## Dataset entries
"""
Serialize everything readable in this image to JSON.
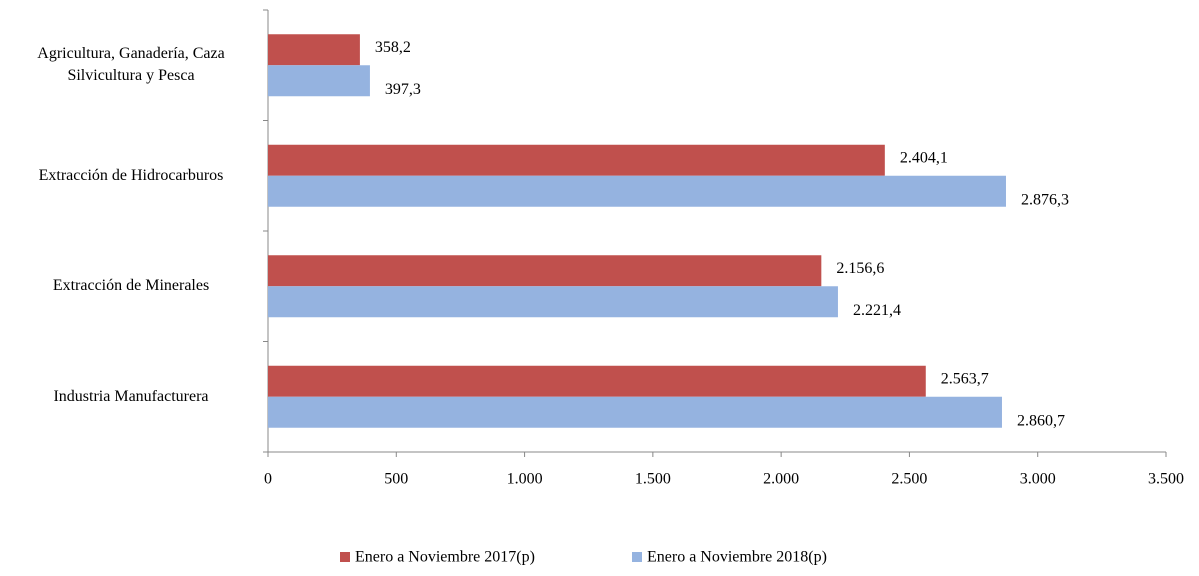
{
  "chart_data": {
    "type": "bar",
    "orientation": "horizontal",
    "categories": [
      "Agricultura, Ganadería, Caza Silvicultura y Pesca",
      "Extracción de Hidrocarburos",
      "Extracción de Minerales",
      "Industria Manufacturera"
    ],
    "series": [
      {
        "name": "Enero a Noviembre 2017(p)",
        "color": "#c0504d",
        "values": [
          358.2,
          2404.1,
          2156.6,
          2563.7
        ],
        "value_labels": [
          "358,2",
          "2.404,1",
          "2.156,6",
          "2.563,7"
        ]
      },
      {
        "name": "Enero a Noviembre 2018(p)",
        "color": "#95b3e0",
        "values": [
          397.3,
          2876.3,
          2221.4,
          2860.7
        ],
        "value_labels": [
          "397,3",
          "2.876,3",
          "2.221,4",
          "2.860,7"
        ]
      }
    ],
    "xlim": [
      0,
      3500
    ],
    "xticks": [
      0,
      500,
      {
        "value": 1000,
        "label": "1.000"
      },
      {
        "value": 1500,
        "label": "1.500"
      },
      {
        "value": 2000,
        "label": "2.000"
      },
      {
        "value": 2500,
        "label": "2.500"
      },
      {
        "value": 3000,
        "label": "3.000"
      },
      {
        "value": 3500,
        "label": "3.500"
      }
    ],
    "legend": "bottom"
  }
}
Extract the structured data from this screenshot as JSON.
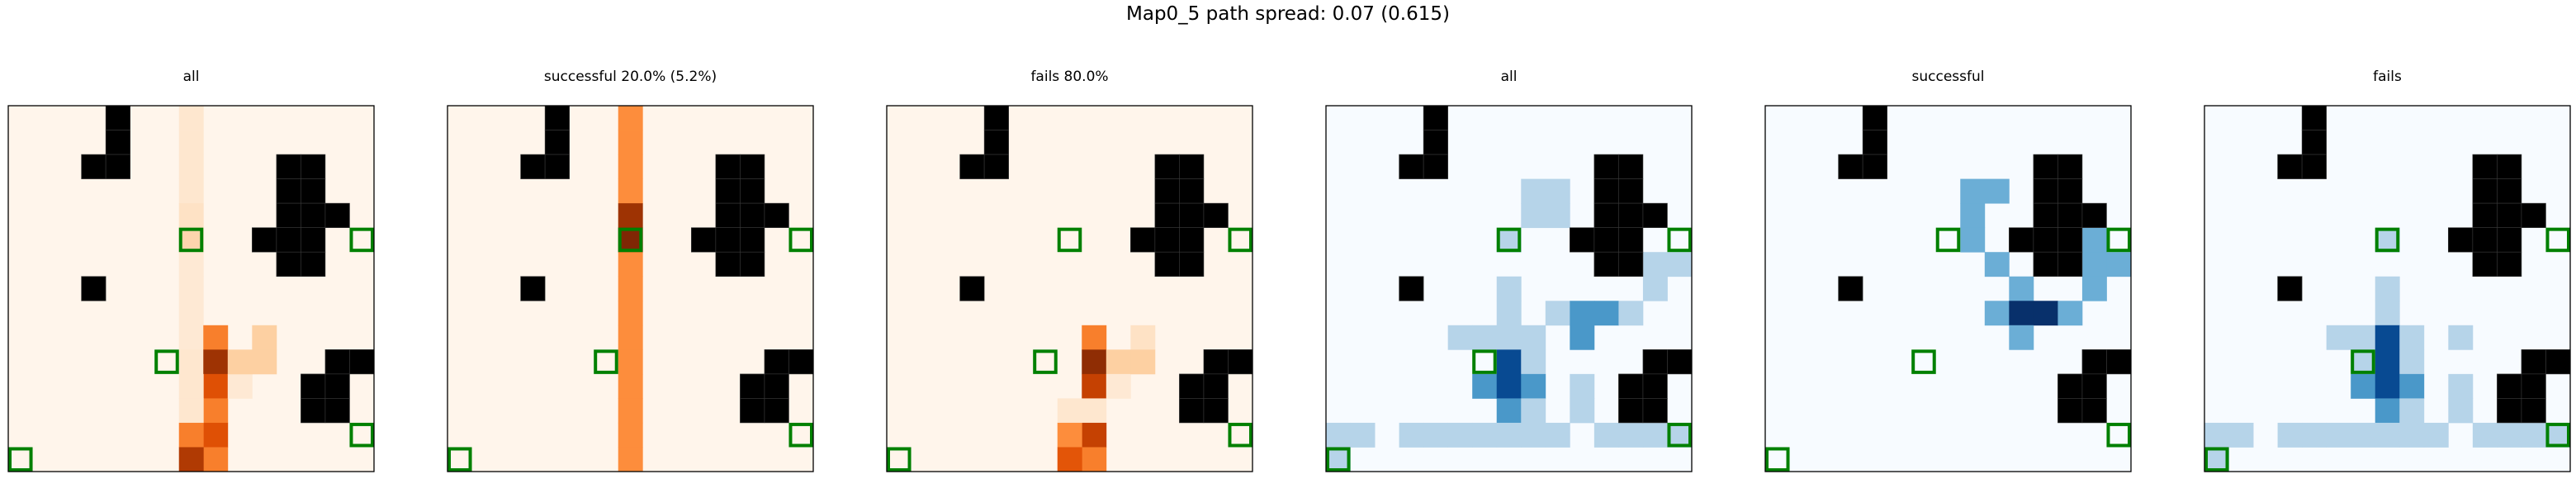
"""
## Aim of the exercise
Pictures in the records should not appear in your copy, but everything else must be transcribed exactly.

## Result of this exercise
Serialize everything readable in this image to JSON.
{
  "chart_data": {
    "type": "bar",
    "orientation": "horizontal",
    "categories": [
      "Agricultura, Ganadería, Caza Silvicultura y Pesca",
      "Extracción de Hidrocarburos",
      "Extracción de Minerales",
      "Industria Manufacturera"
    ],
    "series": [
      {
        "name": "Enero a Noviembre 2017(p)",
        "color": "#c0504d",
        "values": [
          358.2,
          2404.1,
          2156.6,
          2563.7
        ],
        "value_labels": [
          "358,2",
          "2.404,1",
          "2.156,6",
          "2.563,7"
        ]
      },
      {
        "name": "Enero a Noviembre 2018(p)",
        "color": "#95b3e0",
        "values": [
          397.3,
          2876.3,
          2221.4,
          2860.7
        ],
        "value_labels": [
          "397,3",
          "2.876,3",
          "2.221,4",
          "2.860,7"
        ]
      }
    ],
    "xlim": [
      0,
      3500
    ],
    "xticks": [
      0,
      500,
      {
        "value": 1000,
        "label": "1.000"
      },
      {
        "value": 1500,
        "label": "1.500"
      },
      {
        "value": 2000,
        "label": "2.000"
      },
      {
        "value": 2500,
        "label": "2.500"
      },
      {
        "value": 3000,
        "label": "3.000"
      },
      {
        "value": 3500,
        "label": "3.500"
      }
    ],
    "legend": "bottom"
  }
}
Extract the structured data from this screenshot as JSON.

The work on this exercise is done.